— PROVIDED MATERIAL —

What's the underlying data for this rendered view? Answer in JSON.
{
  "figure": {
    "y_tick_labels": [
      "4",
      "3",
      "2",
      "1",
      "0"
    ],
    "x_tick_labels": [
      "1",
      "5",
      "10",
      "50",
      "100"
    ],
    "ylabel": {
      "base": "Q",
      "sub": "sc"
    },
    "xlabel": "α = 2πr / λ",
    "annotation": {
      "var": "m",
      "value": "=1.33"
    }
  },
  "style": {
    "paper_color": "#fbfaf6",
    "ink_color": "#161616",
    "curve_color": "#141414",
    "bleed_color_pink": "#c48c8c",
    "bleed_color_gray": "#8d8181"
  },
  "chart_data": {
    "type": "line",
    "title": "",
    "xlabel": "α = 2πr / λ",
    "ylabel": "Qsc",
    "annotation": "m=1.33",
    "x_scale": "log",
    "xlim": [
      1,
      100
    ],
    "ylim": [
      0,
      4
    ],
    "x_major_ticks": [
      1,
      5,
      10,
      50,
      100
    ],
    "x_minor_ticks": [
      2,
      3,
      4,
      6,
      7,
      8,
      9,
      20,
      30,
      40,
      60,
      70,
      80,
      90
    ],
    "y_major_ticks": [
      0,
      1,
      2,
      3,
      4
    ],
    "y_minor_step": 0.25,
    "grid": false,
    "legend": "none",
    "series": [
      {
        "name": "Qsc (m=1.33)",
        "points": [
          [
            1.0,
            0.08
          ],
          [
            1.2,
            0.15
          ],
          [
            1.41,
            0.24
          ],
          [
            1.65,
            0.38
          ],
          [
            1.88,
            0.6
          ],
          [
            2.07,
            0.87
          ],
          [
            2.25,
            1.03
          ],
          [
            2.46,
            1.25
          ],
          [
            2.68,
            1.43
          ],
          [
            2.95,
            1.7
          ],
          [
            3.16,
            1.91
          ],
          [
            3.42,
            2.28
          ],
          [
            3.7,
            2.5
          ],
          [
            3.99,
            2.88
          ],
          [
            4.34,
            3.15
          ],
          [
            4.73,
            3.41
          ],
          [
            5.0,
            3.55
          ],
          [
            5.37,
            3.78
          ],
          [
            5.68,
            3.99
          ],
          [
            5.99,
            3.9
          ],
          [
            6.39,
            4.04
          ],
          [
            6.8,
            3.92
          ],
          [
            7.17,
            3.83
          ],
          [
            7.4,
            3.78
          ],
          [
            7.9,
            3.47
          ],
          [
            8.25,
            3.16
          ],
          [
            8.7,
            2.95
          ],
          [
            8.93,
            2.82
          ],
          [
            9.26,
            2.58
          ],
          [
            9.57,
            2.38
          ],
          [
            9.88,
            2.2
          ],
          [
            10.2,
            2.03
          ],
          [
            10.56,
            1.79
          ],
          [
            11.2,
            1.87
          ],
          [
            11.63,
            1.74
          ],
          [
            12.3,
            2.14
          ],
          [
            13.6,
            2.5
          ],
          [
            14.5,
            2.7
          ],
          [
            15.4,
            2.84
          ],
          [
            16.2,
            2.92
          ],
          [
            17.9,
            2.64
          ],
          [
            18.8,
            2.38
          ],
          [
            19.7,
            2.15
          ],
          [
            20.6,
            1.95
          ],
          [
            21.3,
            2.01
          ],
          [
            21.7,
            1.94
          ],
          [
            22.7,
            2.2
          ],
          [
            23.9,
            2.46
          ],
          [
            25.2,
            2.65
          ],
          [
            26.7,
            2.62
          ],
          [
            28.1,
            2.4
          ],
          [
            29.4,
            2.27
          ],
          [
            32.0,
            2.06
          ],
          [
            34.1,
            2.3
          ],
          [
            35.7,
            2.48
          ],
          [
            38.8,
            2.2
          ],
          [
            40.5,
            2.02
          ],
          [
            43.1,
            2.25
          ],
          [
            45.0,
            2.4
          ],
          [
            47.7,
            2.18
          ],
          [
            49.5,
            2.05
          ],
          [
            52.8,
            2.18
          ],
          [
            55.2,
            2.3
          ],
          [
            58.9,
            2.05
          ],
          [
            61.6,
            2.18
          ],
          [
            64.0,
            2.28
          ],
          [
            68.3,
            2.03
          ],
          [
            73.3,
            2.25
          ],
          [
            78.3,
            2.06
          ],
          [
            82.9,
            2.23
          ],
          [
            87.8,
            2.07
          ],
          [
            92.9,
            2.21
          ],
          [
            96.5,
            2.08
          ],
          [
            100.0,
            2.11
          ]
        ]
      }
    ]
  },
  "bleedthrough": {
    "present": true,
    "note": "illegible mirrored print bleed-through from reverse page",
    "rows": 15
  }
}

— TASK STATEMENT —
Using the material above, print every entry exactly as written.

— SOLUTION TO THIS EXERCISE —
What's the underlying data for this rendered view? Answer in JSON.
{
  "figure": {
    "y_tick_labels": [
      "4",
      "3",
      "2",
      "1",
      "0"
    ],
    "x_tick_labels": [
      "1",
      "5",
      "10",
      "50",
      "100"
    ],
    "ylabel": {
      "base": "Q",
      "sub": "sc"
    },
    "xlabel": "α = 2πr / λ",
    "annotation": {
      "var": "m",
      "value": "=1.33"
    }
  },
  "style": {
    "paper_color": "#fbfaf6",
    "ink_color": "#161616",
    "curve_color": "#141414",
    "bleed_color_pink": "#c48c8c",
    "bleed_color_gray": "#8d8181"
  },
  "chart_data": {
    "type": "line",
    "title": "",
    "xlabel": "α = 2πr / λ",
    "ylabel": "Qsc",
    "annotation": "m=1.33",
    "x_scale": "log",
    "xlim": [
      1,
      100
    ],
    "ylim": [
      0,
      4
    ],
    "x_major_ticks": [
      1,
      5,
      10,
      50,
      100
    ],
    "x_minor_ticks": [
      2,
      3,
      4,
      6,
      7,
      8,
      9,
      20,
      30,
      40,
      60,
      70,
      80,
      90
    ],
    "y_major_ticks": [
      0,
      1,
      2,
      3,
      4
    ],
    "y_minor_step": 0.25,
    "grid": false,
    "legend": "none",
    "series": [
      {
        "name": "Qsc (m=1.33)",
        "points": [
          [
            1.0,
            0.08
          ],
          [
            1.2,
            0.15
          ],
          [
            1.41,
            0.24
          ],
          [
            1.65,
            0.38
          ],
          [
            1.88,
            0.6
          ],
          [
            2.07,
            0.87
          ],
          [
            2.25,
            1.03
          ],
          [
            2.46,
            1.25
          ],
          [
            2.68,
            1.43
          ],
          [
            2.95,
            1.7
          ],
          [
            3.16,
            1.91
          ],
          [
            3.42,
            2.28
          ],
          [
            3.7,
            2.5
          ],
          [
            3.99,
            2.88
          ],
          [
            4.34,
            3.15
          ],
          [
            4.73,
            3.41
          ],
          [
            5.0,
            3.55
          ],
          [
            5.37,
            3.78
          ],
          [
            5.68,
            3.99
          ],
          [
            5.99,
            3.9
          ],
          [
            6.39,
            4.04
          ],
          [
            6.8,
            3.92
          ],
          [
            7.17,
            3.83
          ],
          [
            7.4,
            3.78
          ],
          [
            7.9,
            3.47
          ],
          [
            8.25,
            3.16
          ],
          [
            8.7,
            2.95
          ],
          [
            8.93,
            2.82
          ],
          [
            9.26,
            2.58
          ],
          [
            9.57,
            2.38
          ],
          [
            9.88,
            2.2
          ],
          [
            10.2,
            2.03
          ],
          [
            10.56,
            1.79
          ],
          [
            11.2,
            1.87
          ],
          [
            11.63,
            1.74
          ],
          [
            12.3,
            2.14
          ],
          [
            13.6,
            2.5
          ],
          [
            14.5,
            2.7
          ],
          [
            15.4,
            2.84
          ],
          [
            16.2,
            2.92
          ],
          [
            17.9,
            2.64
          ],
          [
            18.8,
            2.38
          ],
          [
            19.7,
            2.15
          ],
          [
            20.6,
            1.95
          ],
          [
            21.3,
            2.01
          ],
          [
            21.7,
            1.94
          ],
          [
            22.7,
            2.2
          ],
          [
            23.9,
            2.46
          ],
          [
            25.2,
            2.65
          ],
          [
            26.7,
            2.62
          ],
          [
            28.1,
            2.4
          ],
          [
            29.4,
            2.27
          ],
          [
            32.0,
            2.06
          ],
          [
            34.1,
            2.3
          ],
          [
            35.7,
            2.48
          ],
          [
            38.8,
            2.2
          ],
          [
            40.5,
            2.02
          ],
          [
            43.1,
            2.25
          ],
          [
            45.0,
            2.4
          ],
          [
            47.7,
            2.18
          ],
          [
            49.5,
            2.05
          ],
          [
            52.8,
            2.18
          ],
          [
            55.2,
            2.3
          ],
          [
            58.9,
            2.05
          ],
          [
            61.6,
            2.18
          ],
          [
            64.0,
            2.28
          ],
          [
            68.3,
            2.03
          ],
          [
            73.3,
            2.25
          ],
          [
            78.3,
            2.06
          ],
          [
            82.9,
            2.23
          ],
          [
            87.8,
            2.07
          ],
          [
            92.9,
            2.21
          ],
          [
            96.5,
            2.08
          ],
          [
            100.0,
            2.11
          ]
        ]
      }
    ]
  },
  "bleedthrough": {
    "present": true,
    "note": "illegible mirrored print bleed-through from reverse page",
    "rows": 15
  }
}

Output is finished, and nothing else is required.